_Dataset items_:
•••
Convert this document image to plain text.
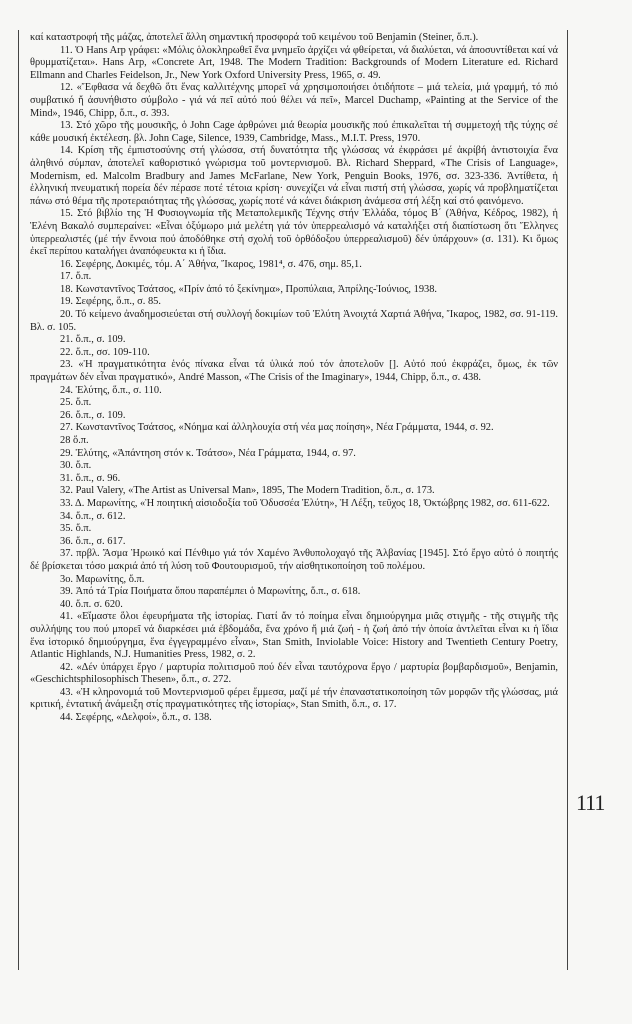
111

καί καταστροφή τῆς μάζας, ἀποτελεῖ ἄλλη σημαντική προσφορά τοῦ κειμένου τοῦ Benjamin (Steiner, ὅ.π.).

11. Ὁ Hans Arp γράφει: «Μόλις ὁλοκληρωθεῖ ἕνα μνημεῖο ἀρχίζει νά φθείρεται, νά διαλύεται, νά ἀποσυντίθεται καί νά θρυμματίζεται». Hans Arp, «Concrete Art, 1948. The Modern Tradition: Backgrounds of Modern Literature ed. Richard Ellmann and Charles Feidelson, Jr., New York Oxford University Press, 1965, σ. 49.

12. «Ἔφθασα νά δεχθῶ ὅτι ἕνας καλλιτέχνης μπορεῖ νά χρησιμοποιήσει ὁτιδήποτε – μιά τελεία, μιά γραμμή, τό πιό συμβατικό ἤ ἀσυνήθιστο σύμβολο - γιά νά πεῖ αὐτό πού θέλει νά πεῖ», Marcel Duchamp, «Painting at the Service of the Mind», 1946, Chipp, ὅ.π., σ. 393.

13. Στό χῶρο τῆς μουσικῆς, ὁ John Cage ἀρθρώνει μιά θεωρία μουσικῆς πού ἐπικαλεῖται τή συμμετοχή τῆς τύχης σέ κάθε μουσική ἐκτέλεση. βλ. John Cage, Silence, 1939, Cambridge, Mass., M.I.T. Press, 1970.

14. Κρίση τῆς ἐμπιστοσύνης στή γλώσσα, στή δυνατότητα τῆς γλώσσας νά ἐκφράσει μέ ἀκρίβή ἀντιστοιχία ἕνα ἀληθινό σύμπαν, ἀποτελεῖ καθοριστικό γνώρισμα τοῦ μοντερνισμοῦ. Βλ. Richard Sheppard, «The Crisis of Language», Modernism, ed. Malcolm Bradbury and James McFarlane, New York, Penguin Books, 1976, σσ. 323-336. Ἀντίθετα, ἡ ἑλληνική πνευματική πορεία δέν πέρασε ποτέ τέτοια κρίση· συνεχίζει νά εἶναι πιστή στή γλώσσα, χωρίς νά προβληματίζεται πάνω στό θέμα τῆς προτεραιότητας τῆς γλώσσας, χωρίς ποτέ νά κάνει διάκριση ἀνάμεσα στή λέξη καί στό φαινόμενο.

15. Στό βιβλίο της Ἡ Φυσιογνωμία τῆς Μεταπολεμικῆς Τέχνης στήν Ἑλλάδα, τόμος Β΄ (Ἀθήνα, Κέδρος, 1982), ἡ Ἑλένη Βακαλό συμπεραίνει: «Εἶναι ὀξύμωρο μιά μελέτη γιά τόν ὑπερρεαλισμό νά καταλήξει στή διαπίστωση ὅτι Ἕλληνες ὑπερρεαλιστές (μέ τήν ἔννοια πού ἀποδόθηκε στή σχολή τοῦ ὀρθόδοξου ὑπερρεαλισμοῦ) δέν ὑπάρχουν» (σ. 131). Κι ὅμως ἐκεῖ περίπου καταλήγει ἀναπόφευκτα κι ἡ ἴδια.

16. Σεφέρης, Δοκιμές, τόμ. Α΄ Ἀθήνα, Ἴκαρος, 1981⁴, σ. 476, σημ. 85,1.

17. ὅ.π.

18. Κωνσταντῖνος Τσάτσος, «Πρίν ἀπό τό ξεκίνημα», Προπύλαια, Ἀπρίλης-Ἰούνιος, 1938.

19. Σεφέρης, ὅ.π., σ. 85.

20. Τό κείμενο ἀναδημοσιεύεται στή συλλογή δοκιμίων τοῦ Ἐλύτη Ἀνοιχτά Χαρτιά Ἀθήνα, Ἴκαρος, 1982, σσ. 91-119. Βλ. σ. 105.

21. ὅ.π., σ. 109.

22. ὅ.π., σσ. 109-110.

23. «Ἡ πραγματικότητα ἑνός πίνακα εἶναι τά ὑλικά πού τόν ἀποτελοῦν []. Αὐτό πού ἐκφράζει, ὅμως, ἐκ τῶν πραγμάτων δέν εἶναι πραγματικό», André Masson, «The Crisis of the Imaginary», 1944, Chipp, ὅ.π., σ. 438.

24. Ἐλύτης, ὅ.π., σ. 110.

25. ὅ.π.

26. ὅ.π., σ. 109.

27. Κωνσταντῖνος Τσάτσος, «Νόημα καί ἀλληλουχία στή νέα μας ποίηση», Νέα Γράμματα, 1944, σ. 92.

28 ὅ.π.

29. Ἐλύτης, «Ἀπάντηση στόν κ. Τσάτσο», Νέα Γράμματα, 1944, σ. 97.

30. ὅ.π.

31. ὅ.π., σ. 96.

32. Paul Valery, «The Artist as Universal Man», 1895, The Modern Tradition, ὅ.π., σ. 173.

33. Δ. Μαρωνίτης, «Ἡ ποιητική αἰσιοδοξία τοῦ Ὀδυσσέα Ἐλύτη», Ἡ Λέξη, τεῦχος 18, Ὀκτώβρης 1982, σσ. 611-622.

34. ὅ.π., σ. 612.

35. ὅ.π.

36. ὅ.π., σ. 617.

37. πρβλ. Ἄσμα Ἡρωικό καί Πένθιμο γιά τόν Χαμένο Ἀνθυπολοχαγό τῆς Ἀλβανίας [1945]. Στό ἔργο αὐτό ὁ ποιητής δέ βρίσκεται τόσο μακριά ἀπό τή λύση τοῦ Φουτουρισμοῦ, τήν αἰσθητικοποίηση τοῦ πολέμου.

3ο. Μαρωνίτης, ὅ.π.

39. Ἀπό τά Τρία Ποιήματα ὅπου παραπέμπει ὁ Μαρωνίτης, ὅ.π., σ. 618.

40. ὅ.π. σ. 620.

41. «Εἴμαστε ὅλοι ἐφευρήματα τῆς ἱστορίας. Γιατί ἄν τό ποίημα εἶναι δημιούργημα μιᾶς στιγμῆς - τῆς στιγμῆς τῆς συλλήψης του πού μπορεῖ νά διαρκέσει μιά ἑβδομάδα, ἕνα χρόνο ἤ μιά ζωή - ἡ ζωή ἀπό τήν ὁποία ἀντλεῖται εἶναι κι ἡ ἴδια ἕνα ἱστορικό δημιούργημα, ἕνα ἐγγεγραμμένο εἶναι», Stan Smith, Inviolable Voice: History and Twentieth Century Poetry, Atlantic Highlands, N.J. Humanities Press, 1982, σ. 2.

42. «Δέν ὑπάρχει ἔργο / μαρτυρία πολιτισμοῦ πού δέν εἶναι ταυτόχρονα ἔργο / μαρτυρία βομβαρδισμοῦ», Benjamin, «Geschichtsphilosophisch Thesen», ὅ.π., σ. 272.

43. «Ἡ κληρονομιά τοῦ Μοντερνισμοῦ φέρει ἔμμεσα, μαζί μέ τήν ἐπαναστατικοποίηση τῶν μορφῶν τῆς γλώσσας, μιά κριτική, ἐντατική ἀνάμειξη στίς πραγματικότητες τῆς ἱστορίας», Stan Smith, ὅ.π., σ. 17.

44. Σεφέρης, «Δελφοί», ὅ.π., σ. 138.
•••
Omit any images, then output the listing exactly.

_Task response_:
Convert this document image to plain text.
111

καί καταστροφή τῆς μάζας, ἀποτελεῖ ἄλλη σημαντική προσφορά τοῦ κειμένου τοῦ Benjamin (Steiner, ὅ.π.).

11. Ὁ Hans Arp γράφει: «Μόλις ὁλοκληρωθεῖ ἕνα μνημεῖο ἀρχίζει νά φθείρεται, νά διαλύεται, νά ἀποσυντίθεται καί νά θρυμματίζεται». Hans Arp, «Concrete Art, 1948. The Modern Tradition: Backgrounds of Modern Literature ed. Richard Ellmann and Charles Feidelson, Jr., New York Oxford University Press, 1965, σ. 49.

12. «Ἔφθασα νά δεχθῶ ὅτι ἕνας καλλιτέχνης μπορεῖ νά χρησιμοποιήσει ὁτιδήποτε – μιά τελεία, μιά γραμμή, τό πιό συμβατικό ἤ ἀσυνήθιστο σύμβολο - γιά νά πεῖ αὐτό πού θέλει νά πεῖ», Marcel Duchamp, «Painting at the Service of the Mind», 1946, Chipp, ὅ.π., σ. 393.

13. Στό χῶρο τῆς μουσικῆς, ὁ John Cage ἀρθρώνει μιά θεωρία μουσικῆς πού ἐπικαλεῖται τή συμμετοχή τῆς τύχης σέ κάθε μουσική ἐκτέλεση. βλ. John Cage, Silence, 1939, Cambridge, Mass., M.I.T. Press, 1970.

14. Κρίση τῆς ἐμπιστοσύνης στή γλώσσα, στή δυνατότητα τῆς γλώσσας νά ἐκφράσει μέ ἀκρίβή ἀντιστοιχία ἕνα ἀληθινό σύμπαν, ἀποτελεῖ καθοριστικό γνώρισμα τοῦ μοντερνισμοῦ. Βλ. Richard Sheppard, «The Crisis of Language», Modernism, ed. Malcolm Bradbury and James McFarlane, New York, Penguin Books, 1976, σσ. 323-336. Ἀντίθετα, ἡ ἑλληνική πνευματική πορεία δέν πέρασε ποτέ τέτοια κρίση· συνεχίζει νά εἶναι πιστή στή γλώσσα, χωρίς νά προβληματίζεται πάνω στό θέμα τῆς προτεραιότητας τῆς γλώσσας, χωρίς ποτέ νά κάνει διάκριση ἀνάμεσα στή λέξη καί στό φαινόμενο.

15. Στό βιβλίο της Ἡ Φυσιογνωμία τῆς Μεταπολεμικῆς Τέχνης στήν Ἑλλάδα, τόμος Β΄ (Ἀθήνα, Κέδρος, 1982), ἡ Ἑλένη Βακαλό συμπεραίνει: «Εἶναι ὀξύμωρο μιά μελέτη γιά τόν ὑπερρεαλισμό νά καταλήξει στή διαπίστωση ὅτι Ἕλληνες ὑπερρεαλιστές (μέ τήν ἔννοια πού ἀποδόθηκε στή σχολή τοῦ ὀρθόδοξου ὑπερρεαλισμοῦ) δέν ὑπάρχουν» (σ. 131). Κι ὅμως ἐκεῖ περίπου καταλήγει ἀναπόφευκτα κι ἡ ἴδια.

16. Σεφέρης, Δοκιμές, τόμ. Α΄ Ἀθήνα, Ἴκαρος, 1981⁴, σ. 476, σημ. 85,1.

17. ὅ.π.

18. Κωνσταντῖνος Τσάτσος, «Πρίν ἀπό τό ξεκίνημα», Προπύλαια, Ἀπρίλης-Ἰούνιος, 1938.

19. Σεφέρης, ὅ.π., σ. 85.

20. Τό κείμενο ἀναδημοσιεύεται στή συλλογή δοκιμίων τοῦ Ἐλύτη Ἀνοιχτά Χαρτιά Ἀθήνα, Ἴκαρος, 1982, σσ. 91-119. Βλ. σ. 105.

21. ὅ.π., σ. 109.

22. ὅ.π., σσ. 109-110.

23. «Ἡ πραγματικότητα ἑνός πίνακα εἶναι τά ὑλικά πού τόν ἀποτελοῦν []. Αὐτό πού ἐκφράζει, ὅμως, ἐκ τῶν πραγμάτων δέν εἶναι πραγματικό», André Masson, «The Crisis of the Imaginary», 1944, Chipp, ὅ.π., σ. 438.

24. Ἐλύτης, ὅ.π., σ. 110.

25. ὅ.π.

26. ὅ.π., σ. 109.

27. Κωνσταντῖνος Τσάτσος, «Νόημα καί ἀλληλουχία στή νέα μας ποίηση», Νέα Γράμματα, 1944, σ. 92.

28 ὅ.π.

29. Ἐλύτης, «Ἀπάντηση στόν κ. Τσάτσο», Νέα Γράμματα, 1944, σ. 97.

30. ὅ.π.

31. ὅ.π., σ. 96.

32. Paul Valery, «The Artist as Universal Man», 1895, The Modern Tradition, ὅ.π., σ. 173.

33. Δ. Μαρωνίτης, «Ἡ ποιητική αἰσιοδοξία τοῦ Ὀδυσσέα Ἐλύτη», Ἡ Λέξη, τεῦχος 18, Ὀκτώβρης 1982, σσ. 611-622.

34. ὅ.π., σ. 612.

35. ὅ.π.

36. ὅ.π., σ. 617.

37. πρβλ. Ἄσμα Ἡρωικό καί Πένθιμο γιά τόν Χαμένο Ἀνθυπολοχαγό τῆς Ἀλβανίας [1945]. Στό ἔργο αὐτό ὁ ποιητής δέ βρίσκεται τόσο μακριά ἀπό τή λύση τοῦ Φουτουρισμοῦ, τήν αἰσθητικοποίηση τοῦ πολέμου.

3ο. Μαρωνίτης, ὅ.π.

39. Ἀπό τά Τρία Ποιήματα ὅπου παραπέμπει ὁ Μαρωνίτης, ὅ.π., σ. 618.

40. ὅ.π. σ. 620.

41. «Εἴμαστε ὅλοι ἐφευρήματα τῆς ἱστορίας. Γιατί ἄν τό ποίημα εἶναι δημιούργημα μιᾶς στιγμῆς - τῆς στιγμῆς τῆς συλλήψης του πού μπορεῖ νά διαρκέσει μιά ἑβδομάδα, ἕνα χρόνο ἤ μιά ζωή - ἡ ζωή ἀπό τήν ὁποία ἀντλεῖται εἶναι κι ἡ ἴδια ἕνα ἱστορικό δημιούργημα, ἕνα ἐγγεγραμμένο εἶναι», Stan Smith, Inviolable Voice: History and Twentieth Century Poetry, Atlantic Highlands, N.J. Humanities Press, 1982, σ. 2.

42. «Δέν ὑπάρχει ἔργο / μαρτυρία πολιτισμοῦ πού δέν εἶναι ταυτόχρονα ἔργο / μαρτυρία βομβαρδισμοῦ», Benjamin, «Geschichtsphilosophisch Thesen», ὅ.π., σ. 272.

43. «Ἡ κληρονομιά τοῦ Μοντερνισμοῦ φέρει ἔμμεσα, μαζί μέ τήν ἐπαναστατικοποίηση τῶν μορφῶν τῆς γλώσσας, μιά κριτική, ἐντατική ἀνάμειξη στίς πραγματικότητες τῆς ἱστορίας», Stan Smith, ὅ.π., σ. 17.

44. Σεφέρης, «Δελφοί», ὅ.π., σ. 138.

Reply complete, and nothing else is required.